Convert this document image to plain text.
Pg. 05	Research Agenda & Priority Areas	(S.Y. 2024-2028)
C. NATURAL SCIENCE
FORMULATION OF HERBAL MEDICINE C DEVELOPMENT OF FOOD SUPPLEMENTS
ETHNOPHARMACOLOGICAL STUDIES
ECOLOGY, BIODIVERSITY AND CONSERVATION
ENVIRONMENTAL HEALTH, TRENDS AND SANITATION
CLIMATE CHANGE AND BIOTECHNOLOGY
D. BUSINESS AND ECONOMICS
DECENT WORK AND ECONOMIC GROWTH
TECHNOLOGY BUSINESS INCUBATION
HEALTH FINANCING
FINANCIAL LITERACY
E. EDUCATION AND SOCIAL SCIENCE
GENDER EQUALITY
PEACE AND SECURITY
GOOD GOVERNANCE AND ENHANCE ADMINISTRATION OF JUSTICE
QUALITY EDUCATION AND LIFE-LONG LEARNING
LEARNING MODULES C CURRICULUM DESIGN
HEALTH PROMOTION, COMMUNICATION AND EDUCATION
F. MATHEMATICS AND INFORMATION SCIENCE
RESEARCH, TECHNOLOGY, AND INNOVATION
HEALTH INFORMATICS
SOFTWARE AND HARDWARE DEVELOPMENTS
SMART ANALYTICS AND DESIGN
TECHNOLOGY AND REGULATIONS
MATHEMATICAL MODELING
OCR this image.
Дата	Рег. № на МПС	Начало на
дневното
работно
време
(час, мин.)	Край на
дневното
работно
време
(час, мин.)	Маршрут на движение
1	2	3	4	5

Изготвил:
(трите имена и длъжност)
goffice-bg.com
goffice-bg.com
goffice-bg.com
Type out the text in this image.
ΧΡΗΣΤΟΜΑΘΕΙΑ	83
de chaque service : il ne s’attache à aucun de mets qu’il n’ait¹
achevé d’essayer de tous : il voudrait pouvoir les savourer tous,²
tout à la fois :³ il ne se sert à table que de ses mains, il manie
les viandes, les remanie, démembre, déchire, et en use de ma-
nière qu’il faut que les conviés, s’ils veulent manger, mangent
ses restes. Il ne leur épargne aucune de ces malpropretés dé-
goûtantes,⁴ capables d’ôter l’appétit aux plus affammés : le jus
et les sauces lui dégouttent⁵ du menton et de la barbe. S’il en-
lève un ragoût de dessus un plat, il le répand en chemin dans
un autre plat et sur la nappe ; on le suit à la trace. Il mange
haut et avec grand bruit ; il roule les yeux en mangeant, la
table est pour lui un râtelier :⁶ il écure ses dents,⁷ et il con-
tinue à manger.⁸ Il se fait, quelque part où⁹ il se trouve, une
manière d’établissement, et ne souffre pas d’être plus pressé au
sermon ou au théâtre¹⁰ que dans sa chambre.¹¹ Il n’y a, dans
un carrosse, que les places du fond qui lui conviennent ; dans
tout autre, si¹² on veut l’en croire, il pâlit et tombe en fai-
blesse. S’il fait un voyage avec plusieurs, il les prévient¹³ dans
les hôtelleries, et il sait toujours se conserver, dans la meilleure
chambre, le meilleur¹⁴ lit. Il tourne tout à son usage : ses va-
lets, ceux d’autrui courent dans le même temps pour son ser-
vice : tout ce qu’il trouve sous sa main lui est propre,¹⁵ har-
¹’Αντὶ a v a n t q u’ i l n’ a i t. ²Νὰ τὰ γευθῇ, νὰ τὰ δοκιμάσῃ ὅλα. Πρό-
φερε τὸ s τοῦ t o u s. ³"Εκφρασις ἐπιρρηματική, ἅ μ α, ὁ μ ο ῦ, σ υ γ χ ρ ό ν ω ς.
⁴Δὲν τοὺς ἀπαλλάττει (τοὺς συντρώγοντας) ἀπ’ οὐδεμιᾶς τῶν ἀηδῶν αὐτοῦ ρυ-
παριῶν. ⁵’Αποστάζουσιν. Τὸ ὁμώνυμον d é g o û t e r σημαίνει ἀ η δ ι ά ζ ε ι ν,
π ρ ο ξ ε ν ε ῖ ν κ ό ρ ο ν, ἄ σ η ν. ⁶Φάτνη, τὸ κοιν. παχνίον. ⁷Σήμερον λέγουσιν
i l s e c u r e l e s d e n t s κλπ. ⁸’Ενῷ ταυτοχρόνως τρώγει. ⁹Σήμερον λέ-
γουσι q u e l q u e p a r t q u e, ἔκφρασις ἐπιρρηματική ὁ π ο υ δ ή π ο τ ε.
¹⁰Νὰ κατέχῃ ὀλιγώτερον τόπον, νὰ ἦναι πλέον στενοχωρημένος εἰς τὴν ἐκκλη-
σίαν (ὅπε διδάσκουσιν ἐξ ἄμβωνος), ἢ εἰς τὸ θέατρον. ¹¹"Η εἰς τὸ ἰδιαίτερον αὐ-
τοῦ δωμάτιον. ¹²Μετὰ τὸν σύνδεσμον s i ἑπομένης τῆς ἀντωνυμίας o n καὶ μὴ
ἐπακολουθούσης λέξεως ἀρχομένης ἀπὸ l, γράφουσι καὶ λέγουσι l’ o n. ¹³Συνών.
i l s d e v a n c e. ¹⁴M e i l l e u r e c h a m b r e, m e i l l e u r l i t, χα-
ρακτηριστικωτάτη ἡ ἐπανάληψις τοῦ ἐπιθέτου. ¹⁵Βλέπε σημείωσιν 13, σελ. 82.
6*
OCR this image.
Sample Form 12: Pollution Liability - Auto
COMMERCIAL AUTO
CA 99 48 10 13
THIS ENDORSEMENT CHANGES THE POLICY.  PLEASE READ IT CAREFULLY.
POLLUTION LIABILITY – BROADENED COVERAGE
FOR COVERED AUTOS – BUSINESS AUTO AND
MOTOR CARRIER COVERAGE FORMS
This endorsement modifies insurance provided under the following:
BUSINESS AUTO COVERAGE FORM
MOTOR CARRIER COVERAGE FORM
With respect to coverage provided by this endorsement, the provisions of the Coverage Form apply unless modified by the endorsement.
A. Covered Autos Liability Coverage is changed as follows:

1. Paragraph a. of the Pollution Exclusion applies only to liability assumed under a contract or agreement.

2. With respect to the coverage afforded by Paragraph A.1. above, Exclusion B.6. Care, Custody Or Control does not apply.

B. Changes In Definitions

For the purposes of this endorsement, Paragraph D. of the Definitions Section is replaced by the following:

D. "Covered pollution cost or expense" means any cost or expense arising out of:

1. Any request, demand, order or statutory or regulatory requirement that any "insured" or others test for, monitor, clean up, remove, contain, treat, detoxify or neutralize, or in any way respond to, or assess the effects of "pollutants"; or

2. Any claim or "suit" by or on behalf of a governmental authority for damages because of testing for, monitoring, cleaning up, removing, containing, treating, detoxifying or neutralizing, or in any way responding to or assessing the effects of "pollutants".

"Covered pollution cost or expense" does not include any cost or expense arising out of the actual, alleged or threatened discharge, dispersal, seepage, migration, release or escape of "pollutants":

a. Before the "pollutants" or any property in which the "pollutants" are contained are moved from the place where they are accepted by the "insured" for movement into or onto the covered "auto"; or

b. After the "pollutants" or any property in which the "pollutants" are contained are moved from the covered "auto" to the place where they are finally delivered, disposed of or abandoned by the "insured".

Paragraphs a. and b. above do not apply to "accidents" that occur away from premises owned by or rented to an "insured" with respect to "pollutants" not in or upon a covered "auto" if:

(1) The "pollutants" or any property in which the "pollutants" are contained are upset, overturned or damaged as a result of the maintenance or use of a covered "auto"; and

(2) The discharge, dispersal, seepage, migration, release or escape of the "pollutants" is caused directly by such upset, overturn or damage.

⁂

_Stated exercise_
List the lines of the material in which the word "moved" occurs.

_Solution for this task_
a. Before the "pollutants" or any property in which the "pollutants" are contained are moved from the place where they are accepted by the "insured" for movement into or onto the covered "auto"; or
b. After the "pollutants" or any property in which the "pollutants" are contained are moved from the covered "auto" to the place where they are finally delivered, disposed of or abandoned by the "insured".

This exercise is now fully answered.